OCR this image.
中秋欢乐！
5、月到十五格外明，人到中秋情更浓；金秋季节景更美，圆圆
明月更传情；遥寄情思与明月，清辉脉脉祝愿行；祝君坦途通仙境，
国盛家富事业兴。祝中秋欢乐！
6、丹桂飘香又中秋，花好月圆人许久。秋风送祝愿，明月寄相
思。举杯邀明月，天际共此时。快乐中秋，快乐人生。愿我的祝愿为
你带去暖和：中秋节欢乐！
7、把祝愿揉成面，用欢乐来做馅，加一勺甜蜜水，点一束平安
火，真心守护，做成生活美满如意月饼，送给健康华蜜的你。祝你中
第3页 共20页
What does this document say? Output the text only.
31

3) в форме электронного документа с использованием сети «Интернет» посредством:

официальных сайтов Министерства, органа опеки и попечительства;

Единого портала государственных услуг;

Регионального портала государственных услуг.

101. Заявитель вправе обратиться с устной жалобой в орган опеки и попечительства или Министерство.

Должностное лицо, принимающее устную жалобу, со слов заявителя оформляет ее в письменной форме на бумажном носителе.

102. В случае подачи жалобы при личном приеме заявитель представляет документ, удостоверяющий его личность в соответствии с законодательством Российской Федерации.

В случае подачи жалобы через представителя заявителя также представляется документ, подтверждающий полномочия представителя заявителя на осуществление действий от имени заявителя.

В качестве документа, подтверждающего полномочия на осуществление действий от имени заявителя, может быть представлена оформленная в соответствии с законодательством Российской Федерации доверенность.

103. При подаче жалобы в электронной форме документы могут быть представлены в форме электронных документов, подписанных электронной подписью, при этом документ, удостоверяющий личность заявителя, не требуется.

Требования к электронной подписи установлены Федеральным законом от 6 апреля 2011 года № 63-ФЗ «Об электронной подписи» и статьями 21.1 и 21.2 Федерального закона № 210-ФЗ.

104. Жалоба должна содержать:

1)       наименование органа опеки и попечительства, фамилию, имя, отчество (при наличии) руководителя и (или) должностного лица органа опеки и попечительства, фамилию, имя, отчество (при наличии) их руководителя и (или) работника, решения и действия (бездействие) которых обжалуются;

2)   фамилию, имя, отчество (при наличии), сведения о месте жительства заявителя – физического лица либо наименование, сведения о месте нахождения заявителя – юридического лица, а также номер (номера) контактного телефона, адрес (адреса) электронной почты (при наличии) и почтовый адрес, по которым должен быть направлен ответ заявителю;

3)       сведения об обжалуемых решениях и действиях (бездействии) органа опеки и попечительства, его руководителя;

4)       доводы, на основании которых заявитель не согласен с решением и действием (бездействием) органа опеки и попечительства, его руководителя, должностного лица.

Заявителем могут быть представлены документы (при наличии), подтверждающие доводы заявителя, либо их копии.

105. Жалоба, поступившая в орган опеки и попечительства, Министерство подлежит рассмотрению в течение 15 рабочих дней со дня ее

---

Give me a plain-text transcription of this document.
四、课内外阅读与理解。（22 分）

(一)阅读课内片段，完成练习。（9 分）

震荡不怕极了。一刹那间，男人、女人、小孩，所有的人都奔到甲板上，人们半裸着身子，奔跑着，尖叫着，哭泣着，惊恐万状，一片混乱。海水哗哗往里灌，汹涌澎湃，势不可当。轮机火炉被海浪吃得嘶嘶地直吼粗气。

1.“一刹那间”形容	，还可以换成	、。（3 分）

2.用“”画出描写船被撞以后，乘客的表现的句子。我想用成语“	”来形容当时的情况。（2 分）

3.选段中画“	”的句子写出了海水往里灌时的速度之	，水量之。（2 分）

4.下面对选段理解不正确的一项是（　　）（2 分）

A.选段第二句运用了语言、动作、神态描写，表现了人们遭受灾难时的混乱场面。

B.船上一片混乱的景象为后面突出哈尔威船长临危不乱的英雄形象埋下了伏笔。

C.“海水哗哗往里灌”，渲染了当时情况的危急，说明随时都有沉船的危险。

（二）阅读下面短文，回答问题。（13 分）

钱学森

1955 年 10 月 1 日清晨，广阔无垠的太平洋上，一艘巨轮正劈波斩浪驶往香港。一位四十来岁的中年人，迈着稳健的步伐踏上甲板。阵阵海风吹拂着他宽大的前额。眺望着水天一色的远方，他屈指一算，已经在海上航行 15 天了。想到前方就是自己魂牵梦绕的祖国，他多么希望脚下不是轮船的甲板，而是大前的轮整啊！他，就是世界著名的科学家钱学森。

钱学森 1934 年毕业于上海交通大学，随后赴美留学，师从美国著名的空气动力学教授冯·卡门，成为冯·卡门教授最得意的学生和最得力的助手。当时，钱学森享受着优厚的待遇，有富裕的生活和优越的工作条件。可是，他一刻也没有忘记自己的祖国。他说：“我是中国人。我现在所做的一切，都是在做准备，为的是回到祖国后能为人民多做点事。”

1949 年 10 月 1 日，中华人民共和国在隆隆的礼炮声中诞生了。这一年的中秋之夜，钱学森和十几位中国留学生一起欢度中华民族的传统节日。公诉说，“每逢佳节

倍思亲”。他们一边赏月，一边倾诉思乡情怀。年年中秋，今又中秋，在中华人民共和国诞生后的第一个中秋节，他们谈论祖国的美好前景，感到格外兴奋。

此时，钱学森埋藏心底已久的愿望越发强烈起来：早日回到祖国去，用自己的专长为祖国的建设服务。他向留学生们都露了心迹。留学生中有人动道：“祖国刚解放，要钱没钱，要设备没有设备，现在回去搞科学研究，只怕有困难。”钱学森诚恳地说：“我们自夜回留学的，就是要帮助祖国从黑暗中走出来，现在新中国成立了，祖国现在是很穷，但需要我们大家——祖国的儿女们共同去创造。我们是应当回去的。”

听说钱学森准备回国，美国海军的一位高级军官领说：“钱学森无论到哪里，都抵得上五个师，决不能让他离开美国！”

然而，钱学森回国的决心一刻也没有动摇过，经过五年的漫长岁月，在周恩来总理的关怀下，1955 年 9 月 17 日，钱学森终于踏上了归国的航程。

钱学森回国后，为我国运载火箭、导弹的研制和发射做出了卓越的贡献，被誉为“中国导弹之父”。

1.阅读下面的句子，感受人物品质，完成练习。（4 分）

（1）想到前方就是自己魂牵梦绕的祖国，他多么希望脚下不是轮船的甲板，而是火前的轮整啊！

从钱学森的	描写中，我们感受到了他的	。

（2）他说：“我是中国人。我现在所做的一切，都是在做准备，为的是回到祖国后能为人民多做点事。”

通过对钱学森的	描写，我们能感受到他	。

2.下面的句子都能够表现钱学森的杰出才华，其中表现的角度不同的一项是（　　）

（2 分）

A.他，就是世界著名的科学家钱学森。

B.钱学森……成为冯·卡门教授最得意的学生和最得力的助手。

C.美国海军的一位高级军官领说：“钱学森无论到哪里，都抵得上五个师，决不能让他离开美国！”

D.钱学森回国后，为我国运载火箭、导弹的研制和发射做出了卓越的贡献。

...

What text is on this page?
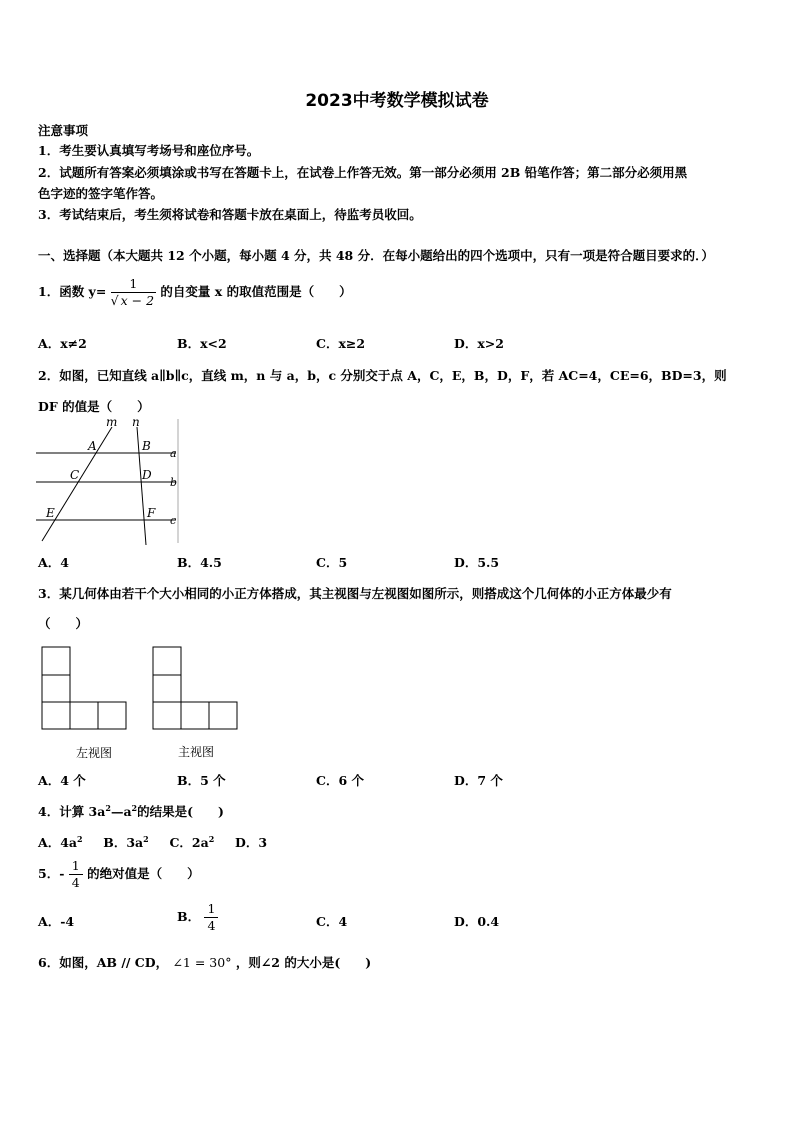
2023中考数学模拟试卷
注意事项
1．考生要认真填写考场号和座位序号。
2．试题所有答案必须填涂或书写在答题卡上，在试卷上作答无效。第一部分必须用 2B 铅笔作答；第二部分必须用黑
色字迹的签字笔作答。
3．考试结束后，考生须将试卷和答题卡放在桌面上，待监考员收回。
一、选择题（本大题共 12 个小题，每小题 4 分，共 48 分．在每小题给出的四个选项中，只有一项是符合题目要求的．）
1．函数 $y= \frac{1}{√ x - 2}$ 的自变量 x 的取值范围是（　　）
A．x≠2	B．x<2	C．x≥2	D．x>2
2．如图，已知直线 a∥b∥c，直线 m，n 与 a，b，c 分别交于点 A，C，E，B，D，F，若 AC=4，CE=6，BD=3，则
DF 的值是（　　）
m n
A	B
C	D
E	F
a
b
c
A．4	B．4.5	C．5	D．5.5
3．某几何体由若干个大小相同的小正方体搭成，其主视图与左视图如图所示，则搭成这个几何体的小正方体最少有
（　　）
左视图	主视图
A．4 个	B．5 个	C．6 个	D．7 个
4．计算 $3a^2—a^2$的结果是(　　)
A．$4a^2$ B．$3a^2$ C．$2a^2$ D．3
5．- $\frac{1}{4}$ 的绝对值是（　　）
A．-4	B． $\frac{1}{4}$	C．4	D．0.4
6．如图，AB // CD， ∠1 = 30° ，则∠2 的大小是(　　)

(GIVEN TASK) Pull out all lines from the entries above in which the word "都抵得上五个师" appears.

(FINISHED ANSWER)
听说钱学森准备回国，美国海军的一位高级军官领说：“钱学森无论到哪里，都抵得上五个师，决不能让他离开美国！”
C.美国海军的一位高级军官领说：“钱学森无论到哪里，都抵得上五个师，决不能让他离开美国！”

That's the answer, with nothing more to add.